--- Start Provided data ---
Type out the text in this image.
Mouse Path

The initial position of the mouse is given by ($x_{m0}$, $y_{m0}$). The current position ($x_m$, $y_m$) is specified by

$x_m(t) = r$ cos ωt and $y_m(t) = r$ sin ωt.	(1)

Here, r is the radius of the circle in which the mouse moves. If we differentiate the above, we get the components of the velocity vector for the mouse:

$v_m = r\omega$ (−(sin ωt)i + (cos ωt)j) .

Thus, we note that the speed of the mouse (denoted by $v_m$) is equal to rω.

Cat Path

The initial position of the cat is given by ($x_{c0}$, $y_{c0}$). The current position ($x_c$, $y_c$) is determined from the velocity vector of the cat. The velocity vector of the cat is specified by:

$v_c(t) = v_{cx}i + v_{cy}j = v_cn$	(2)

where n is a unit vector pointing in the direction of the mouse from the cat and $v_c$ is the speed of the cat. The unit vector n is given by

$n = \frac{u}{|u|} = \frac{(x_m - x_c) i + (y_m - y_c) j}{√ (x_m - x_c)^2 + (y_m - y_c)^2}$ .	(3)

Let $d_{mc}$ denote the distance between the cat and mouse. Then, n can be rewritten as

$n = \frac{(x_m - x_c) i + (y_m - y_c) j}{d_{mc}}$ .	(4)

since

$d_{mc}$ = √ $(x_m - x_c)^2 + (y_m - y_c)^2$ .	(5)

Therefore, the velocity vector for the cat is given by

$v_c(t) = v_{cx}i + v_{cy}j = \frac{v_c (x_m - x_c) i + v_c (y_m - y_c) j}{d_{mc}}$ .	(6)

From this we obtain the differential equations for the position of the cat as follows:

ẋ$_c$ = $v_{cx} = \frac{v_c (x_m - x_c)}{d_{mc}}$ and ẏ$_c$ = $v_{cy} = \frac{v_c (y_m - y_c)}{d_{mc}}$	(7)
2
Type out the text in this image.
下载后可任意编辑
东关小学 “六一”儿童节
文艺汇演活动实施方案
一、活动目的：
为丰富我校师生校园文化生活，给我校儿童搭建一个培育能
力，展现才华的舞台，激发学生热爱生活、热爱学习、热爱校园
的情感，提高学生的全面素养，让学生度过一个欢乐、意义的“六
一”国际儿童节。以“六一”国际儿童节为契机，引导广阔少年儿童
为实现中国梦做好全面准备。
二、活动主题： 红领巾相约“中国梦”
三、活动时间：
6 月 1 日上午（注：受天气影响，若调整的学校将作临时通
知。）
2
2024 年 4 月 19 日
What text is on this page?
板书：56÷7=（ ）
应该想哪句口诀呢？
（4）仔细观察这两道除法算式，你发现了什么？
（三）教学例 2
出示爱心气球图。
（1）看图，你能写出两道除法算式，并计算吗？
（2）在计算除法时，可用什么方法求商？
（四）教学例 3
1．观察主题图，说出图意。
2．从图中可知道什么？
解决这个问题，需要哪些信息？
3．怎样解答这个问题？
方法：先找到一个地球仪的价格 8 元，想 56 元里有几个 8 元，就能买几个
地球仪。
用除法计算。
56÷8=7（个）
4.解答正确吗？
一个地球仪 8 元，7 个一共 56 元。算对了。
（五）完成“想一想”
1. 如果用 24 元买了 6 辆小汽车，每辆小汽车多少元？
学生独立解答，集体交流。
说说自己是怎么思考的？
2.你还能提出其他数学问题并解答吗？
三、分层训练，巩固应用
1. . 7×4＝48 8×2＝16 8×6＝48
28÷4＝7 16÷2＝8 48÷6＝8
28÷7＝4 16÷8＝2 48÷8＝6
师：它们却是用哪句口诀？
--- End Provided data ---
▸ Objective
Set out exactly the run of lines that begins at the line holding "What text is on this page?" and ends at the last line of the data.

▸ Correct response
What text is on this page?
板书：56÷7=（ ）
应该想哪句口诀呢？
（4）仔细观察这两道除法算式，你发现了什么？
（三）教学例 2
出示爱心气球图。
（1）看图，你能写出两道除法算式，并计算吗？
（2）在计算除法时，可用什么方法求商？
（四）教学例 3
1．观察主题图，说出图意。
2．从图中可知道什么？
解决这个问题，需要哪些信息？
3．怎样解答这个问题？
方法：先找到一个地球仪的价格 8 元，想 56 元里有几个 8 元，就能买几个
地球仪。
用除法计算。
56÷8=7（个）
4.解答正确吗？
一个地球仪 8 元，7 个一共 56 元。算对了。
（五）完成“想一想”
1. 如果用 24 元买了 6 辆小汽车，每辆小汽车多少元？
学生独立解答，集体交流。
说说自己是怎么思考的？
2.你还能提出其他数学问题并解答吗？
三、分层训练，巩固应用
1. . 7×4＝48 8×2＝16 8×6＝48
28÷4＝7 16÷2＝8 48÷6＝8
28÷7＝4 16÷8＝2 48÷8＝6
师：它们却是用哪句口诀？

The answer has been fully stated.